■ Problem to solve ■
Across the listing below, how many lines hold "xlabel"? Reply with the number by itself.

■ Records supplied ■
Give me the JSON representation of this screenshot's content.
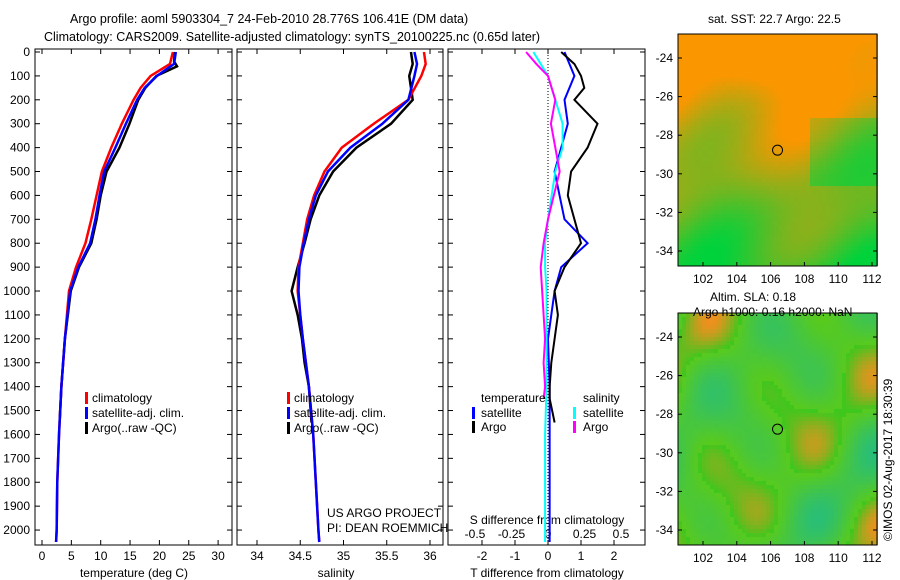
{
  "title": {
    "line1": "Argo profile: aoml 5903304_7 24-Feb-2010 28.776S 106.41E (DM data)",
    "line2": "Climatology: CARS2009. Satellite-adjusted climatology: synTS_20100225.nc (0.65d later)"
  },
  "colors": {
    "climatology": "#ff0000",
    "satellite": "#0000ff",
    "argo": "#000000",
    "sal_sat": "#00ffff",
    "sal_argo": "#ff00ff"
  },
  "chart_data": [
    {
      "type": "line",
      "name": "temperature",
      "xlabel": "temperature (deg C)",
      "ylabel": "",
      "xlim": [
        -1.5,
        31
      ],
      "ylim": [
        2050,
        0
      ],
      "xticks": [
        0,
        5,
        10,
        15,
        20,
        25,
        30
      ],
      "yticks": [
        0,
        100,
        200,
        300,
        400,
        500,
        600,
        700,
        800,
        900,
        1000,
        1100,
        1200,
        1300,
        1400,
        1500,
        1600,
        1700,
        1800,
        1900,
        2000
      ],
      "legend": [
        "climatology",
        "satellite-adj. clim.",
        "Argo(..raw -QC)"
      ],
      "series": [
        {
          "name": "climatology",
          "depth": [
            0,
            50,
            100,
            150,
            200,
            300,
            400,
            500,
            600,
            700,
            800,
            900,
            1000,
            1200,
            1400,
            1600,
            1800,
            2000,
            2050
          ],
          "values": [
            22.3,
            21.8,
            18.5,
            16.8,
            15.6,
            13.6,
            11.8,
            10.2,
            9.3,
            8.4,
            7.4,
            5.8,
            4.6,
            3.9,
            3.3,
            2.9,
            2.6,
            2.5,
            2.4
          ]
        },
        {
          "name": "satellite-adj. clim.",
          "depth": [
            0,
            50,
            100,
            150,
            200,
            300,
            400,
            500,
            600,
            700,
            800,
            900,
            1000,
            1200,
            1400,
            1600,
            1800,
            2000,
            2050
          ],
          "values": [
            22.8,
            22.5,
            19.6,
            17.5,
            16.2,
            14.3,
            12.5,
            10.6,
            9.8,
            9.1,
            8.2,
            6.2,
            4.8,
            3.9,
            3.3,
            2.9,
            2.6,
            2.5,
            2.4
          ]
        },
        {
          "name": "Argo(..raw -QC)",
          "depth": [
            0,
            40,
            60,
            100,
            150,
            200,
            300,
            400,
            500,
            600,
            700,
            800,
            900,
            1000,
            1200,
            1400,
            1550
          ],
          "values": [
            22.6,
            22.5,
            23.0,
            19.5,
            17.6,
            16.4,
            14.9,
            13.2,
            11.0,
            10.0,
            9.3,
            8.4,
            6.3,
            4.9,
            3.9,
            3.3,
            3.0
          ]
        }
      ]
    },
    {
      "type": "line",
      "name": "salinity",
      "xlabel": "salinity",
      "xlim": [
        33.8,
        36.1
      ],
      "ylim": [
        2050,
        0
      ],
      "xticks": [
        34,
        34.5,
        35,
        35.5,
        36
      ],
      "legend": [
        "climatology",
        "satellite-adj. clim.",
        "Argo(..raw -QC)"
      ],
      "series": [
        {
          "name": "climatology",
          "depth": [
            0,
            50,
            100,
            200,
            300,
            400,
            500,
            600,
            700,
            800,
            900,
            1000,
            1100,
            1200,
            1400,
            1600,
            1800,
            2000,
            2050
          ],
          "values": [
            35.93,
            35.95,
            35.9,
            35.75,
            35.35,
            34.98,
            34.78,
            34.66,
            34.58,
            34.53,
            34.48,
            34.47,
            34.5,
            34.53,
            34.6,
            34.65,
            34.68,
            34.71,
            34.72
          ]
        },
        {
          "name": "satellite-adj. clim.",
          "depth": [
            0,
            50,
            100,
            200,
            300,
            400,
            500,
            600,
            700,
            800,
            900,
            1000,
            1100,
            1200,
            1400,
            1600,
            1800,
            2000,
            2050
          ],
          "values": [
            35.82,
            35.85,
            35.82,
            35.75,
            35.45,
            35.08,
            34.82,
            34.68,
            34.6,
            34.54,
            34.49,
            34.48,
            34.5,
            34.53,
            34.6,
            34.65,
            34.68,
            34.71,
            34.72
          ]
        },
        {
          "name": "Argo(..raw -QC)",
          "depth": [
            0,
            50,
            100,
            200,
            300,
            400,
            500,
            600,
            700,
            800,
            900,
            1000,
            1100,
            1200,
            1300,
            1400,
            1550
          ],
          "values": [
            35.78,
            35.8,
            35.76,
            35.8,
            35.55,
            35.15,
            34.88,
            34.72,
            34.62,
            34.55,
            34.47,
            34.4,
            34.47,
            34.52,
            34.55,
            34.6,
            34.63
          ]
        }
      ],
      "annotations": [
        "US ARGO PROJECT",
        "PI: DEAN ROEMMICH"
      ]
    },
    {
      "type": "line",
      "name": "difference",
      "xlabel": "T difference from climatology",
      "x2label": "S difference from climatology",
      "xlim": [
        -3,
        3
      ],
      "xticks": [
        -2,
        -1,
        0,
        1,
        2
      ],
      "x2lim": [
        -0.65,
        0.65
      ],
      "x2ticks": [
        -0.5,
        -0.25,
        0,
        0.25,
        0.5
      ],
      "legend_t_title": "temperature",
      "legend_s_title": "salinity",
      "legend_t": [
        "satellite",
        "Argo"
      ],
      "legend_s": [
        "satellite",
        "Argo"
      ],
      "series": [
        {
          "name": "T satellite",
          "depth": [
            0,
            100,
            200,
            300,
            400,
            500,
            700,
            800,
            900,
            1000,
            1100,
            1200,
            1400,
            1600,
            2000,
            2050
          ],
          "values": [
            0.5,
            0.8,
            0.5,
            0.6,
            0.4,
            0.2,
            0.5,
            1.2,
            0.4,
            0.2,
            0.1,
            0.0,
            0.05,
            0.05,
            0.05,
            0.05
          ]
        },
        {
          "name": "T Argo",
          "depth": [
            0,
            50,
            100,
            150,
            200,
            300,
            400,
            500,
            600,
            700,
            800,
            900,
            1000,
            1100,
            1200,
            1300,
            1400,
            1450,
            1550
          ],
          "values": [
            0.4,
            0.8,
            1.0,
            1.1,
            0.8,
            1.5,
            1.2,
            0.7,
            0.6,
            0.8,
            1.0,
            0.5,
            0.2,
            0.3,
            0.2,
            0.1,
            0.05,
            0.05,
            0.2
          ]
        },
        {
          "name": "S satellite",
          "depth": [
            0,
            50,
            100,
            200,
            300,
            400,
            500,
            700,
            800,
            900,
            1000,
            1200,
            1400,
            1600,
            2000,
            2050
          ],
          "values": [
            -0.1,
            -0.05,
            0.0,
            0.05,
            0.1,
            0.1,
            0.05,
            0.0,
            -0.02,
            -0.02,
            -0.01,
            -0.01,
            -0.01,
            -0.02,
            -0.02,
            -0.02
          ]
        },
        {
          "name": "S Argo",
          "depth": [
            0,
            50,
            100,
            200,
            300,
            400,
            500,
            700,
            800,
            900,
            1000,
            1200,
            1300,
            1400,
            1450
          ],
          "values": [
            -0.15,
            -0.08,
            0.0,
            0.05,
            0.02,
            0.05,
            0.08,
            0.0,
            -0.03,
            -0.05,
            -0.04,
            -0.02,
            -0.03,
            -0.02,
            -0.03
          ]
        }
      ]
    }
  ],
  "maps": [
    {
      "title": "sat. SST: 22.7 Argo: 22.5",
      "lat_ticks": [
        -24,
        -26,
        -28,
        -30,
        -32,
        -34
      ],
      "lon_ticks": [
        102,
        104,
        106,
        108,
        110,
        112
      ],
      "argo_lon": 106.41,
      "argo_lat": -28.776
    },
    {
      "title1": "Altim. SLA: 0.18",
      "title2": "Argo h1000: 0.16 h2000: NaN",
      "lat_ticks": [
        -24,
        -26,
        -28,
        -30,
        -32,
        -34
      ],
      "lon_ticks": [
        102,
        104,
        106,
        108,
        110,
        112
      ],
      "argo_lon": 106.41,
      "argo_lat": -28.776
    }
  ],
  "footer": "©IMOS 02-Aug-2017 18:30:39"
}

■ Worked answer ■
3